Start Supplied material

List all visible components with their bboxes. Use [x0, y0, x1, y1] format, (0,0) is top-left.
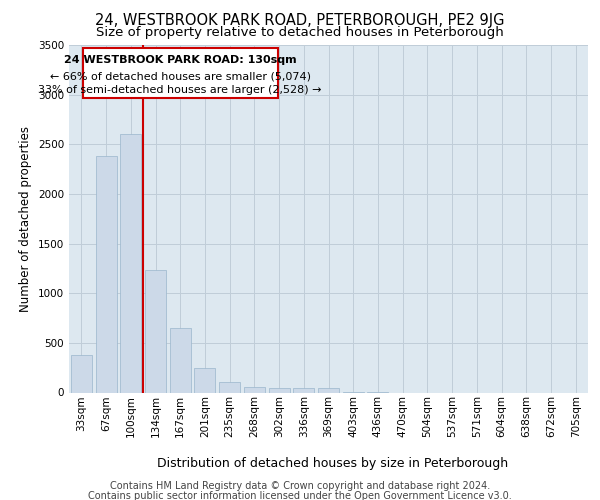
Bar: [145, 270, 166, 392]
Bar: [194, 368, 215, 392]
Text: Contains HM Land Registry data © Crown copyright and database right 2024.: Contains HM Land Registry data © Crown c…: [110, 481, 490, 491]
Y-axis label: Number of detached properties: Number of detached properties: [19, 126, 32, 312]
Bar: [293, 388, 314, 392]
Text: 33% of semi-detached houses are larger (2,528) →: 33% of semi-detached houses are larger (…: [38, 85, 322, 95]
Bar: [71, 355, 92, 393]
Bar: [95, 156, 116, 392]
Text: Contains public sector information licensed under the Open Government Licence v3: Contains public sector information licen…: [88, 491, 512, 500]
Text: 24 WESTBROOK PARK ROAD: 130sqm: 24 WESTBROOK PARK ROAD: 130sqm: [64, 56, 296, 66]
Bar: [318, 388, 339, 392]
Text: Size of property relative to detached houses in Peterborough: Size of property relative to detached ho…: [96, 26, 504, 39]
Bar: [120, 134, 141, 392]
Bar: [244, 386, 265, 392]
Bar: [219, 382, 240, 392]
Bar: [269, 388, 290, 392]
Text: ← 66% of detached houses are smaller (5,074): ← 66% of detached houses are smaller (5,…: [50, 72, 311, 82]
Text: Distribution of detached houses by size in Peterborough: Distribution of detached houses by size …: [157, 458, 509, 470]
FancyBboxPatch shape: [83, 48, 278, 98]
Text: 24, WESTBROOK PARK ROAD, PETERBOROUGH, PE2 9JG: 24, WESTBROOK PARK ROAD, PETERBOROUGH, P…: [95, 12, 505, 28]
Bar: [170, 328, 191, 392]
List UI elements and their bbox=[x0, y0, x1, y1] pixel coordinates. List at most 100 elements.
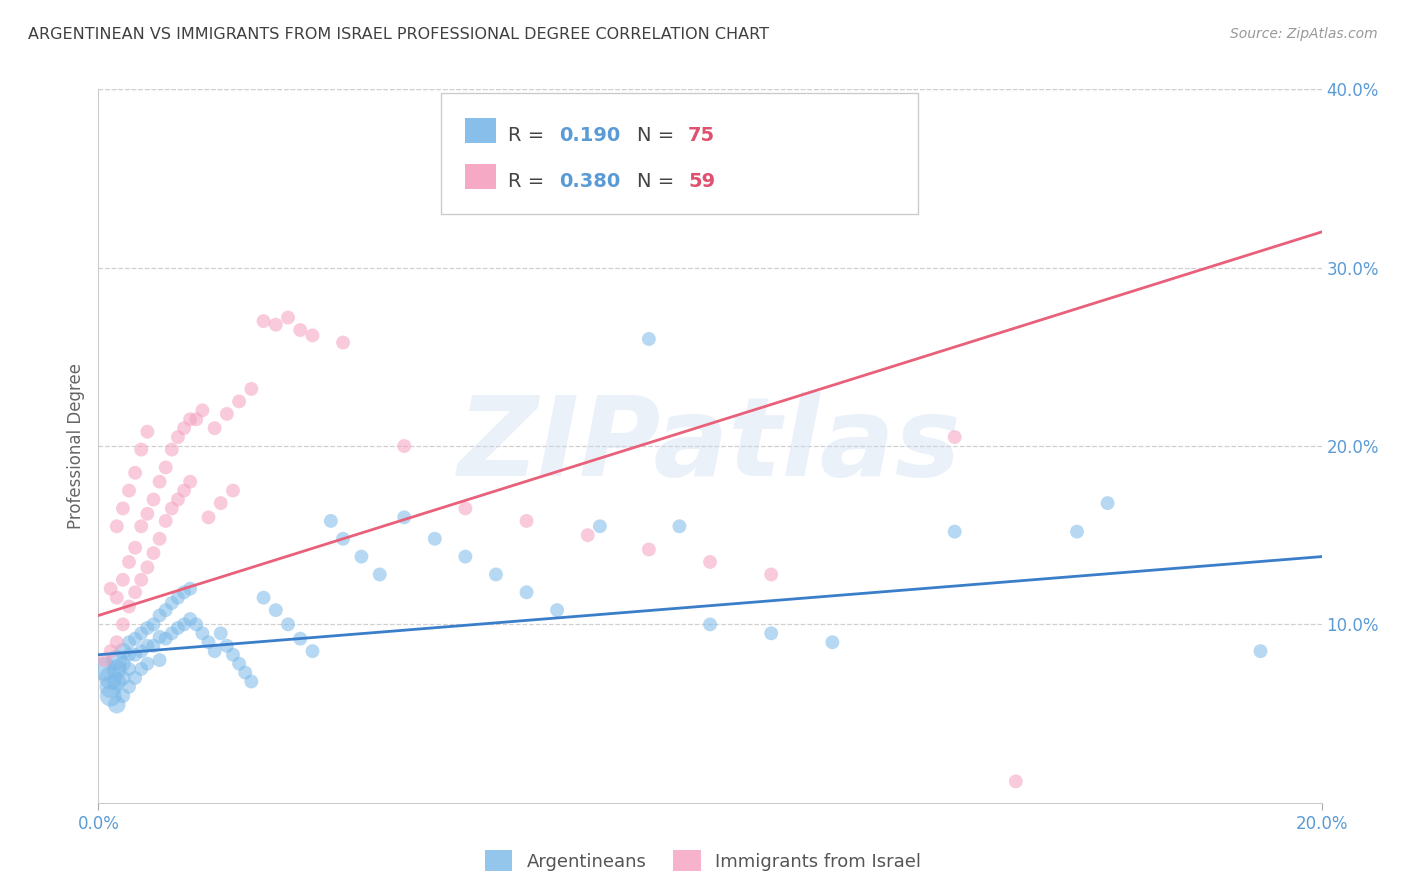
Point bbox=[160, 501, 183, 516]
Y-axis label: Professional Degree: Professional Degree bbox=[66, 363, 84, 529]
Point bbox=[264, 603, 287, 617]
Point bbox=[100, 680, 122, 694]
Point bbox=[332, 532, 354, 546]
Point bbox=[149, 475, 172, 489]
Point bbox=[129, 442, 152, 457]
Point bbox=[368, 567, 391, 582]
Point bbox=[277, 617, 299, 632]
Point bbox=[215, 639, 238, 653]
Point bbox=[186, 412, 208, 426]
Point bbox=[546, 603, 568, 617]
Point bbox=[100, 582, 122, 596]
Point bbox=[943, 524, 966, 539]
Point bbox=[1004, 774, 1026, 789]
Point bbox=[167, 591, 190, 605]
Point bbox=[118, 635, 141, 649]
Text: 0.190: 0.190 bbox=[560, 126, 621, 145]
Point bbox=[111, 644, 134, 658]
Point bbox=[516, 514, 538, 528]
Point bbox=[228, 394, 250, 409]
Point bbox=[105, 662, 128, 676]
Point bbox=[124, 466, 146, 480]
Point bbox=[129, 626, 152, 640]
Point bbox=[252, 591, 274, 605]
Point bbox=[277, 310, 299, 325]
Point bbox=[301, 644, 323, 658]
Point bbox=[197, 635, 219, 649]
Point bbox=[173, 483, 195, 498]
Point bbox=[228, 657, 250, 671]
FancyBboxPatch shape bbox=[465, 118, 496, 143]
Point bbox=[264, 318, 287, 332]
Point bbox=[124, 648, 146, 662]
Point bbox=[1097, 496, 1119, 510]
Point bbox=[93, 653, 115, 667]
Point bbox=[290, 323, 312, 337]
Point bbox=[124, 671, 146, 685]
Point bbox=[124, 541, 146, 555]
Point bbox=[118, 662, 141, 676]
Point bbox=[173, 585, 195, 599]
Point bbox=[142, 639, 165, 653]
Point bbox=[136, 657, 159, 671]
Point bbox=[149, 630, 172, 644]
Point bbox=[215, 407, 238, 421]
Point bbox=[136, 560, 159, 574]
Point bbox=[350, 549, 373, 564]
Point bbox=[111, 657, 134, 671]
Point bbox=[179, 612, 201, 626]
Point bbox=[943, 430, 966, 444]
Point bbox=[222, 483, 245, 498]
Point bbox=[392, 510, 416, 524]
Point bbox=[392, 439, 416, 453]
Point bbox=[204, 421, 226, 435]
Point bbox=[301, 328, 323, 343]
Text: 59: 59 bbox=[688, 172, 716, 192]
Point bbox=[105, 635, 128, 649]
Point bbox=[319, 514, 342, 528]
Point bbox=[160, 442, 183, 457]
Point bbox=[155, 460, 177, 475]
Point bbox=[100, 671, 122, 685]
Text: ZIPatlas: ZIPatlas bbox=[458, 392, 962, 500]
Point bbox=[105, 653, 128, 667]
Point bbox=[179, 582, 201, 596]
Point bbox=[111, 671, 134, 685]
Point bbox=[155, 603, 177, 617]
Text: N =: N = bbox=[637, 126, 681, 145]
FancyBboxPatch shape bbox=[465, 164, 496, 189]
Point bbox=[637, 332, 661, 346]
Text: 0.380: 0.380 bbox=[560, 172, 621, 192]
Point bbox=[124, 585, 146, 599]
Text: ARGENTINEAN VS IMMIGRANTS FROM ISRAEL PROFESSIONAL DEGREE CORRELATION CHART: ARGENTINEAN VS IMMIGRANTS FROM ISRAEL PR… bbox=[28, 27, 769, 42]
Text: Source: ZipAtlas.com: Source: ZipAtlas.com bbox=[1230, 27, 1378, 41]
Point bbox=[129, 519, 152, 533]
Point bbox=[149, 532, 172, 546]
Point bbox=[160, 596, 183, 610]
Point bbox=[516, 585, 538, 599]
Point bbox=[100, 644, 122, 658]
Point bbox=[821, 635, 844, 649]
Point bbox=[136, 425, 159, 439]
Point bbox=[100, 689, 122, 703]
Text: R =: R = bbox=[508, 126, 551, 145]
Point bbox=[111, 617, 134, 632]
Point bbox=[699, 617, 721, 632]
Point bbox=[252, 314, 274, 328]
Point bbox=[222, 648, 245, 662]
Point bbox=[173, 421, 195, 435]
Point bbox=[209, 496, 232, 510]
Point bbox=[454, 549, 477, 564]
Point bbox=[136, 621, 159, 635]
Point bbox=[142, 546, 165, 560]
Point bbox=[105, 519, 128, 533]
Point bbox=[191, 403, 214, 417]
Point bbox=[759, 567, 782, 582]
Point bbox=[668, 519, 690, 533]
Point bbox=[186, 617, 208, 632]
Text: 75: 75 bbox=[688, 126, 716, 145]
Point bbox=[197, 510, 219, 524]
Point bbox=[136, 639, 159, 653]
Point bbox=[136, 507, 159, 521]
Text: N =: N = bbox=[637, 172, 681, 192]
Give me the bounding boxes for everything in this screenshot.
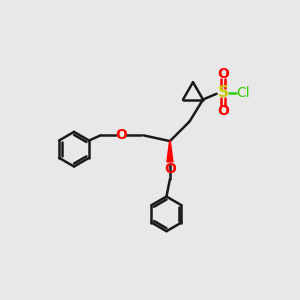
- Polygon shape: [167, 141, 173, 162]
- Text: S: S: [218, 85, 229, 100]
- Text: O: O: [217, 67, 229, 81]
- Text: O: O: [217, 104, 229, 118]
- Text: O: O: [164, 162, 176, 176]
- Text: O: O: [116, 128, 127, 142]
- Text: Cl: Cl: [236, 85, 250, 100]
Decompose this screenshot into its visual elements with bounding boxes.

End Supplied material
Start Supplied material

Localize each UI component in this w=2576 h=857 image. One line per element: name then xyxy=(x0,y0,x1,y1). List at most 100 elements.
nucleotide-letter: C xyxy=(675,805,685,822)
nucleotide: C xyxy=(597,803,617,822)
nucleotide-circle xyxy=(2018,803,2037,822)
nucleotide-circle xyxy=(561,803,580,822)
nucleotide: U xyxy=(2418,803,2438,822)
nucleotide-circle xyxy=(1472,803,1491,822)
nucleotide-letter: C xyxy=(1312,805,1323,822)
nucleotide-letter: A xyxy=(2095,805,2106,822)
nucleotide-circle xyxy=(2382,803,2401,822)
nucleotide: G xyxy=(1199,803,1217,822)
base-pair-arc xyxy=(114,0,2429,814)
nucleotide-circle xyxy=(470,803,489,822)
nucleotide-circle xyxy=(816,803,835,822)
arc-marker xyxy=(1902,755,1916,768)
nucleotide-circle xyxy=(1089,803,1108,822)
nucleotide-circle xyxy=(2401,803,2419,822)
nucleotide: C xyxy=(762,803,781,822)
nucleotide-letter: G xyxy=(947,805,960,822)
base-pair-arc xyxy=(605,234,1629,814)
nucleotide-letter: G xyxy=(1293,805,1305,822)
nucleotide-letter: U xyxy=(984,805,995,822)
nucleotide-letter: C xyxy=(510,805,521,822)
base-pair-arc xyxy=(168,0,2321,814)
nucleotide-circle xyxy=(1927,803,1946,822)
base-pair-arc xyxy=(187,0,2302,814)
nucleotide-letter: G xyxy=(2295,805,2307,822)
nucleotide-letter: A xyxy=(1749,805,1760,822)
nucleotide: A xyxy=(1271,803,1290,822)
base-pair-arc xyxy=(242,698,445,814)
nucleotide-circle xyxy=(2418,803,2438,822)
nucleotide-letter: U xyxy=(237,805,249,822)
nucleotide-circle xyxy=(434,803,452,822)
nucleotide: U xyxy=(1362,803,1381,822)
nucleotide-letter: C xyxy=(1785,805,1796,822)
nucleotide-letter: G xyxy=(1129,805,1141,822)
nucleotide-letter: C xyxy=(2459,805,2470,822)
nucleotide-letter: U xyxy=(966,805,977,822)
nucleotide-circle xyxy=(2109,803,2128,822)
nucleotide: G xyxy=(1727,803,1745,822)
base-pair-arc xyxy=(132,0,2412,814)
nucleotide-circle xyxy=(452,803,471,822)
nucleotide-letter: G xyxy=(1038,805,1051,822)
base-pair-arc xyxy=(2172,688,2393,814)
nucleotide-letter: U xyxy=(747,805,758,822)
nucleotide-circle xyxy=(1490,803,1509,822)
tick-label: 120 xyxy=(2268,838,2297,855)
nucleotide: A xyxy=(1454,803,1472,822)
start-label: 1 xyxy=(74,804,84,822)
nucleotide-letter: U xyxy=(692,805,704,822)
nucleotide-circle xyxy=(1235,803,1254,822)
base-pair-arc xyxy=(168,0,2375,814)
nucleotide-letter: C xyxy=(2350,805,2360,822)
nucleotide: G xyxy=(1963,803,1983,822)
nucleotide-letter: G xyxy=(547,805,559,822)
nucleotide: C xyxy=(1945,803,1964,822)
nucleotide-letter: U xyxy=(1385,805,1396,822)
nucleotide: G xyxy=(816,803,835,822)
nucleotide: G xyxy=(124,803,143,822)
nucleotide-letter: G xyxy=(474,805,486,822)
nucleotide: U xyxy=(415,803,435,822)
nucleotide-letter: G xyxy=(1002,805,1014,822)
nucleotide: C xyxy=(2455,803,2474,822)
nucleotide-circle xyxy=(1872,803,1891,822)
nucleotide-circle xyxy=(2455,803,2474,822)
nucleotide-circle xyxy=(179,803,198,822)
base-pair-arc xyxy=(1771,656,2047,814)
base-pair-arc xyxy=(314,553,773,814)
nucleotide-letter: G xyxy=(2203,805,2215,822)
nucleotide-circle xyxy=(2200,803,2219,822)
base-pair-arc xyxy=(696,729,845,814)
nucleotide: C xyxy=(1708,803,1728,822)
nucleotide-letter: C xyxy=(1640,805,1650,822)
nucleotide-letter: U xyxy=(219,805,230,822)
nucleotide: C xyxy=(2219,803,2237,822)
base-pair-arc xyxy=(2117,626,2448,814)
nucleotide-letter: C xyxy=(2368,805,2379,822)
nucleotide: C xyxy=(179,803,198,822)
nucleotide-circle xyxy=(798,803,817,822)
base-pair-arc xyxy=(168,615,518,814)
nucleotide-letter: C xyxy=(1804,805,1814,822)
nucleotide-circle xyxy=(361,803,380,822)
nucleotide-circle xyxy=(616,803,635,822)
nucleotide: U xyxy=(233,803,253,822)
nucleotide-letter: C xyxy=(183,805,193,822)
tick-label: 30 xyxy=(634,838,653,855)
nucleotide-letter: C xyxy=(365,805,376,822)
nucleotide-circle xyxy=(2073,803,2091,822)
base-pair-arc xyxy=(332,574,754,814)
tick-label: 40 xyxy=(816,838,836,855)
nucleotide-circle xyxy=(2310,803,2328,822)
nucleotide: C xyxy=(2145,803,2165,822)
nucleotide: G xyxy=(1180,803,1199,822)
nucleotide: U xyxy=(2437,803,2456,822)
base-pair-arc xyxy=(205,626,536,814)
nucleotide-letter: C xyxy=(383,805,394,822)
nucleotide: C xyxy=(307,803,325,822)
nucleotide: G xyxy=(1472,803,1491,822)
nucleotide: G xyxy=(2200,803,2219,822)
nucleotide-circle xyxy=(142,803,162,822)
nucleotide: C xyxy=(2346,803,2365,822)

End Supplied material

- Aim of the exercise
Format the lines above as a numbered list, starting at the line that contains "- Polygon shape: [167, 141, 173, 162]" and ending at the line that contains "Decompose this screenshot". Leave out any blank lines.

- Completed exercise
1. - Polygon shape: [167, 141, 173, 162]
2. - Text: S: S: [218, 85, 229, 100]
3. - Text: O: O: [217, 67, 229, 81]
4. - Text: O: O: [217, 104, 229, 118]
5. - Text: O: O: [164, 162, 176, 176]
6. - Text: O: O: [116, 128, 127, 142]
7. - Text: Cl: Cl: [236, 85, 250, 100]
8. Decompose this screenshot into its visual elements with bounding boxes.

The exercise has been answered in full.